### SET TASK
Locate each line of the material that contains "heading", then return it.

:: EXCERPTED DATA ::

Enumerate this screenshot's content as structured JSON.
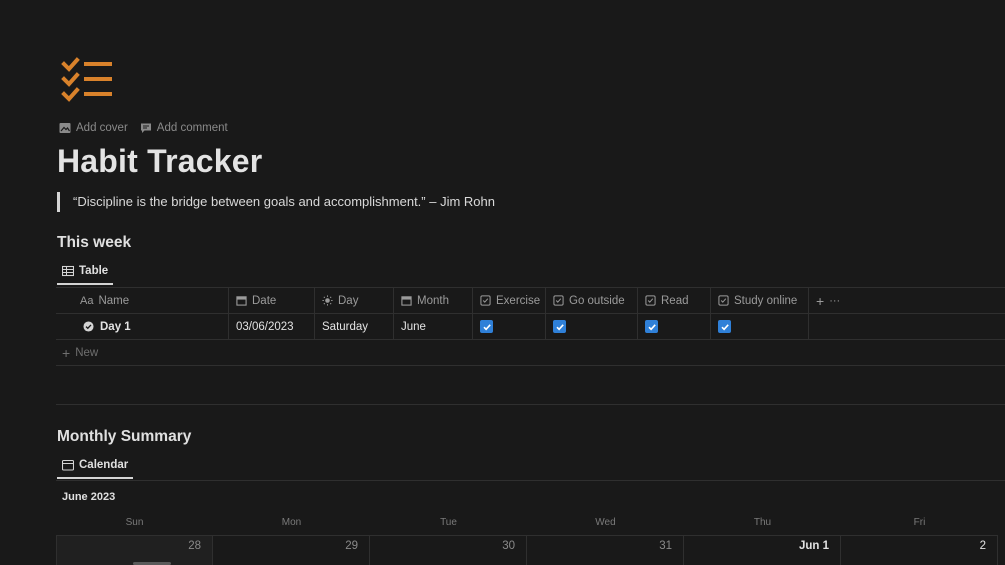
{
  "page": {
    "icon": "checklist-icon",
    "title": "Habit Tracker",
    "quote": "“Discipline is the bridge between goals and accomplishment.” – Jim Rohn",
    "accent_color": "#d9822b"
  },
  "meta": {
    "add_cover": "Add cover",
    "add_comment": "Add comment"
  },
  "this_week": {
    "heading": "This week",
    "view_tab": "Table",
    "columns": [
      {
        "label": "Name",
        "prefix": "Aa",
        "icon": "text-icon"
      },
      {
        "label": "Date",
        "icon": "calendar-icon"
      },
      {
        "label": "Day",
        "icon": "sun-icon"
      },
      {
        "label": "Month",
        "icon": "calendar-icon"
      },
      {
        "label": "Exercise",
        "icon": "checkbox-icon"
      },
      {
        "label": "Go outside",
        "icon": "checkbox-icon"
      },
      {
        "label": "Read",
        "icon": "checkbox-icon"
      },
      {
        "label": "Study online",
        "icon": "checkbox-icon"
      }
    ],
    "add_column": "+",
    "more": "···",
    "rows": [
      {
        "name": "Day 1",
        "date": "03/06/2023",
        "day": "Saturday",
        "month": "June",
        "exercise": true,
        "go_outside": true,
        "read": true,
        "study_online": true
      }
    ],
    "new_label": "New",
    "checkbox_color": "#2f80d8"
  },
  "monthly_summary": {
    "heading": "Monthly Summary",
    "view_tab": "Calendar",
    "month_label": "June 2023",
    "weekdays": [
      "Sun",
      "Mon",
      "Tue",
      "Wed",
      "Thu",
      "Fri"
    ],
    "first_week": [
      "28",
      "29",
      "30",
      "31",
      "Jun 1",
      "2"
    ]
  }
}
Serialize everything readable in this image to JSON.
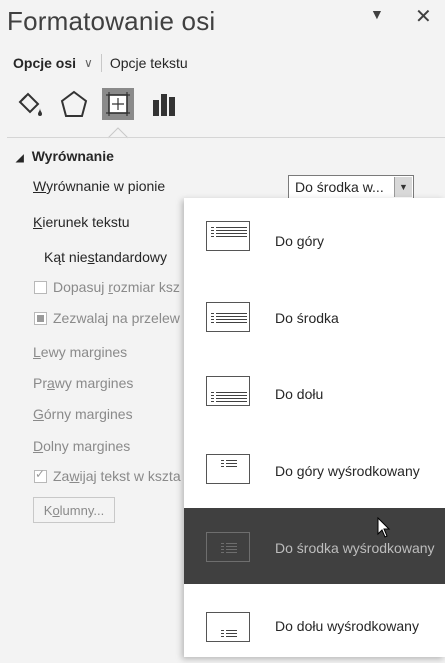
{
  "pane": {
    "title": "Formatowanie osi",
    "pin_icon": "chevron-down-icon",
    "close_icon": "close-icon",
    "close_glyph": "✕",
    "pin_glyph": "▼"
  },
  "tabs": {
    "active": "Opcje osi",
    "chevron": "∨",
    "other": "Opcje tekstu"
  },
  "icon_tabs": [
    {
      "name": "fill-line-icon"
    },
    {
      "name": "effects-pentagon-icon"
    },
    {
      "name": "size-properties-icon",
      "selected": true
    },
    {
      "name": "axis-options-icon"
    }
  ],
  "section": {
    "collapse": "◢",
    "title": "Wyrównanie"
  },
  "fields": {
    "vertical_align": {
      "prefix": "W",
      "rest": "yrównanie w pionie",
      "value": "Do środka w..."
    },
    "text_direction": {
      "prefix": "K",
      "rest": "ierunek tekstu"
    },
    "custom_angle": {
      "pre": "Kąt nie",
      "u": "s",
      "post": "tandardowy"
    },
    "autofit": {
      "pre": "Dopasuj ",
      "u": "r",
      "post": "ozmiar ksz"
    },
    "overflow": {
      "label": "Zezwalaj na przelew"
    },
    "left_margin": {
      "u": "L",
      "post": "ewy margines"
    },
    "right_margin": {
      "pre": "Pr",
      "u": "a",
      "post": "wy margines"
    },
    "top_margin": {
      "u": "G",
      "post": "órny margines"
    },
    "bottom_margin": {
      "u": "D",
      "post": "olny margines"
    },
    "wrap": {
      "pre": "Za",
      "u": "w",
      "post": "ijaj tekst w kszta"
    },
    "columns_btn": {
      "pre": "K",
      "u": "o",
      "post": "lumny..."
    }
  },
  "dropdown": {
    "items": [
      {
        "label": "Do góry",
        "icon": "align-top-icon"
      },
      {
        "label": "Do środka",
        "icon": "align-middle-icon"
      },
      {
        "label": "Do dołu",
        "icon": "align-bottom-icon"
      },
      {
        "label": "Do góry wyśrodkowany",
        "icon": "align-top-centered-icon"
      },
      {
        "label": "Do środka wyśrodkowany",
        "icon": "align-middle-centered-icon",
        "hovered": true
      },
      {
        "label": "Do dołu wyśrodkowany",
        "icon": "align-bottom-centered-icon"
      }
    ]
  },
  "colors": {
    "pane_bg": "#f3f3f3",
    "hover_bg": "#404040",
    "selected_icon_bg": "#8a8a8a"
  }
}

:::

### TASK OUTPUT
    "heading": "This week",
    "heading": "Monthly Summary",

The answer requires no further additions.